To be done -> Locate every line in the material below that has the word "Распределяет". Copy each of those lines.

[Source data]
--
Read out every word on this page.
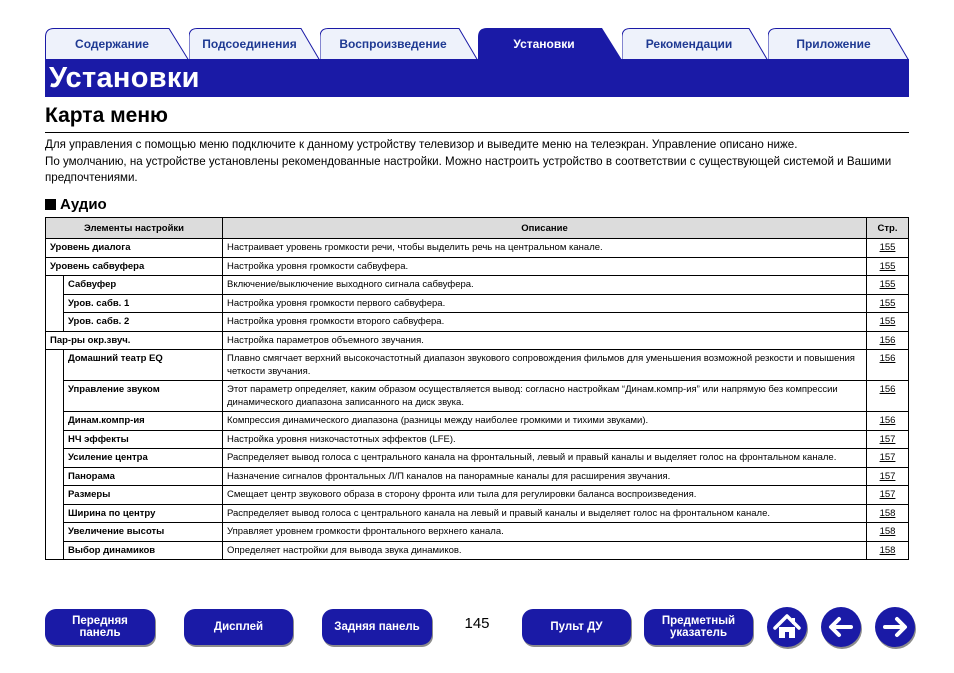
Содержание	Подсоединения	Воспроизведение	Установки	Рекомендации	Приложение
Установки
Карта меню
Для управления с помощью меню подключите к данному устройству телевизор и выведите меню на телеэкран. Управление описано ниже.
По умолчанию, на устройстве установлены рекомендованные настройки. Можно настроить устройство в соответствии с существующей системой и Вашими предпочтениями.
Аудио
Элементы настройки		Описание	Стр.
Уровень диалога		Настраивает уровень громкости речи, чтобы выделить речь на центральном канале.	155
Уровень сабвуфера		Настройка уровня громкости сабвуфера.	155
	Сабвуфер	Включение/выключение выходного сигнала сабвуфера.	155
	Уров. сабв. 1	Настройка уровня громкости первого сабвуфера.	155
	Уров. сабв. 2	Настройка уровня громкости второго сабвуфера.	155
Пар-ры окр.звуч.		Настройка параметров объемного звучания.	156
	Домашний театр EQ	Плавно смягчает верхний высокочастотный диапазон звукового сопровождения фильмов для уменьшения возможной резкости и повышения четкости звучания.	156
	Управление звуком	Этот параметр определяет, каким образом осуществляется вывод: согласно настройкам “Динам.компр-ия” или напрямую без компрессии динамического диапазона записанного на диск звука.	156
	Динам.компр-ия	Компрессия динамического диапазона (разницы между наиболее громкими и тихими звуками).	156
	НЧ эффекты	Настройка уровня низкочастотных эффектов (LFE).	157
	Усиление центра	Распределяет вывод голоса с центрального канала на фронтальный, левый и правый каналы и выделяет голос на фронтальном канале.	157
	Панорама	Назначение сигналов фронтальных Л/П каналов на панорамные каналы для расширения звучания.	157
	Размеры	Смещает центр звукового образа в сторону фронта или тыла для регулировки баланса воспроизведения.	157
	Ширина по центру	Распределяет вывод голоса с центрального канала на левый и правый каналы и выделяет голос на фронтальном канале.	158
	Увеличение высоты	Управляет уровнем громкости фронтального верхнего канала.	158
	Выбор динамиков	Определяет настройки для вывода звука динамиков.	158
Передняя
панель	Дисплей	Задняя панель	145	Пульт ДУ	Предметный
указатель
--
Task output ->
	Усиление центра	Распределяет вывод голоса с центрального канала на фронтальный, левый и правый каналы и выделяет голос на фронтальном канале.	157
	Ширина по центру	Распределяет вывод голоса с центрального канала на левый и правый каналы и выделяет голос на фронтальном канале.	158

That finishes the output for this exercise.